Material provided:
★ ★ ★ ★ ★ ★ ★

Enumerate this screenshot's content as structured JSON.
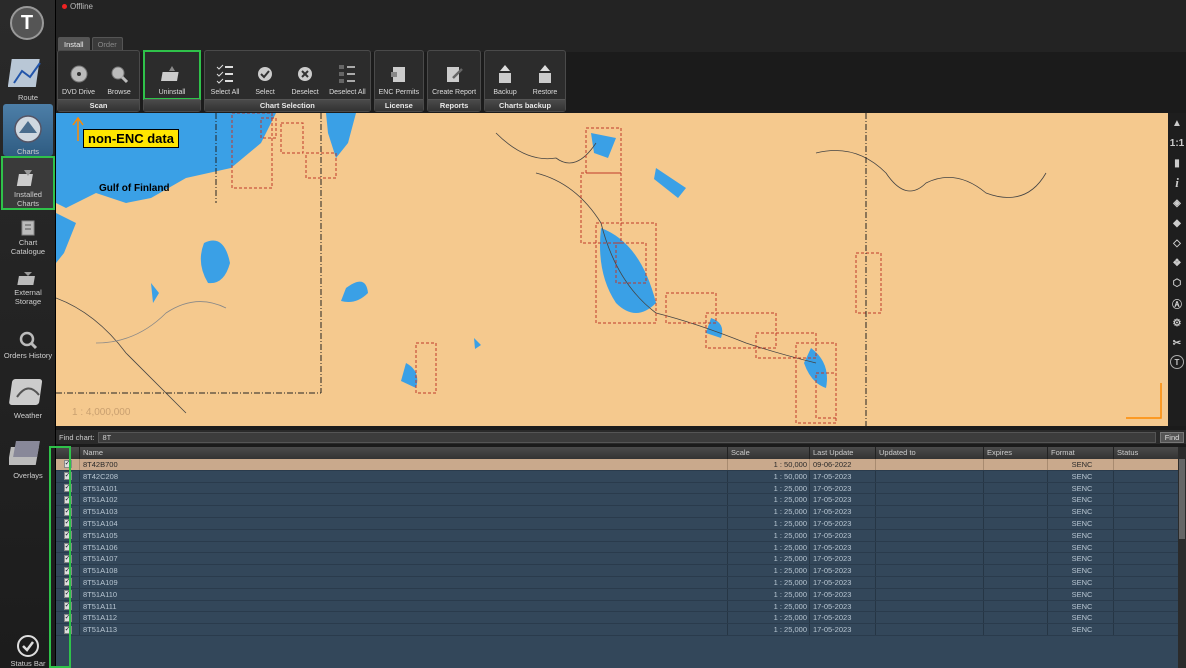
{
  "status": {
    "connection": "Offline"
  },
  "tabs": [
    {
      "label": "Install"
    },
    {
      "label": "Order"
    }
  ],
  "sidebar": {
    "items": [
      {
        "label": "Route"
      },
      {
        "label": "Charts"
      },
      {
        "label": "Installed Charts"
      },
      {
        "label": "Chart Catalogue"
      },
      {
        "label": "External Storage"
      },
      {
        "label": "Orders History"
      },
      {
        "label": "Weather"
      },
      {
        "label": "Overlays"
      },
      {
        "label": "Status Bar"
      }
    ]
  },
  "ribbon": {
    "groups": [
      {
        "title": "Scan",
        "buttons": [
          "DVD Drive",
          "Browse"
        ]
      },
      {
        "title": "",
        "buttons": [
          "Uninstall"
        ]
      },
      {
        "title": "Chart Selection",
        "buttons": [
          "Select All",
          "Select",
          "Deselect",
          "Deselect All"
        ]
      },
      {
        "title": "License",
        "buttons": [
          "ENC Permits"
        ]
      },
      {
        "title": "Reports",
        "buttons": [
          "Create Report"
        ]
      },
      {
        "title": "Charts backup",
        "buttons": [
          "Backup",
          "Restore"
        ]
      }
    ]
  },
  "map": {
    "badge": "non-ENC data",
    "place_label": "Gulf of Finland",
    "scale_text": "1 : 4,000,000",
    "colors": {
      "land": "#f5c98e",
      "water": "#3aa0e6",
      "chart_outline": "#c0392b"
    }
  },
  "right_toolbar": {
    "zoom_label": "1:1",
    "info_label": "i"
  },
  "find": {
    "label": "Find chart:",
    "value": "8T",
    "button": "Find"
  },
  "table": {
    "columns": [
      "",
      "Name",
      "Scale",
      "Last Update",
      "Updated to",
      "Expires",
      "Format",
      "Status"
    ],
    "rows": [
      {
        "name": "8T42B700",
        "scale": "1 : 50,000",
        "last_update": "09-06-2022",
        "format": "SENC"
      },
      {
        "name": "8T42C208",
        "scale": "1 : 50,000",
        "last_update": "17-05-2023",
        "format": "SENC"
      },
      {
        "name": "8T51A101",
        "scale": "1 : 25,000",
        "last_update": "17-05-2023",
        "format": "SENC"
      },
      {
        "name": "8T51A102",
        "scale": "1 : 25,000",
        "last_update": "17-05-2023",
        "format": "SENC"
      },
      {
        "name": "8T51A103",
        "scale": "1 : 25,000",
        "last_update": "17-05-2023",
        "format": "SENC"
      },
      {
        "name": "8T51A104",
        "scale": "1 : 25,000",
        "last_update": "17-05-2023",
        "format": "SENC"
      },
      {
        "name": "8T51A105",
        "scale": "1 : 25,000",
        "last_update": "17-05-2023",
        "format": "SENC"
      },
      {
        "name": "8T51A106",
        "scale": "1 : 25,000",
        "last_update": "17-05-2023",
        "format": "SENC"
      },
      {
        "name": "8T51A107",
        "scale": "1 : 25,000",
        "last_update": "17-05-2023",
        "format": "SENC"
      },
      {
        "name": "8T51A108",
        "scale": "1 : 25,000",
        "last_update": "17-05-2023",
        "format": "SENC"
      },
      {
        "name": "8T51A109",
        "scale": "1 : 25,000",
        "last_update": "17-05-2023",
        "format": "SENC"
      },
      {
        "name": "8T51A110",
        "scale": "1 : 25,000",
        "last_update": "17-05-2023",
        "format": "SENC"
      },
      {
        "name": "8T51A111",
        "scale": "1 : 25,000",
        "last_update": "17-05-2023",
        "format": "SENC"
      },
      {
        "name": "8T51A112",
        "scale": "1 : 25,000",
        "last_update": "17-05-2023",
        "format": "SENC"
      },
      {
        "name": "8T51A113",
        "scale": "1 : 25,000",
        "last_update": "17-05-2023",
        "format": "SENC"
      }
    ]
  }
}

★ ★ ★ ★ ★ ★ ★

Copy each line of the listing in which the word "title" can be found.

        "title": "Scan",
        "title": "",
        "title": "Chart Selection",
        "title": "License",
        "title": "Reports",
        "title": "Charts backup",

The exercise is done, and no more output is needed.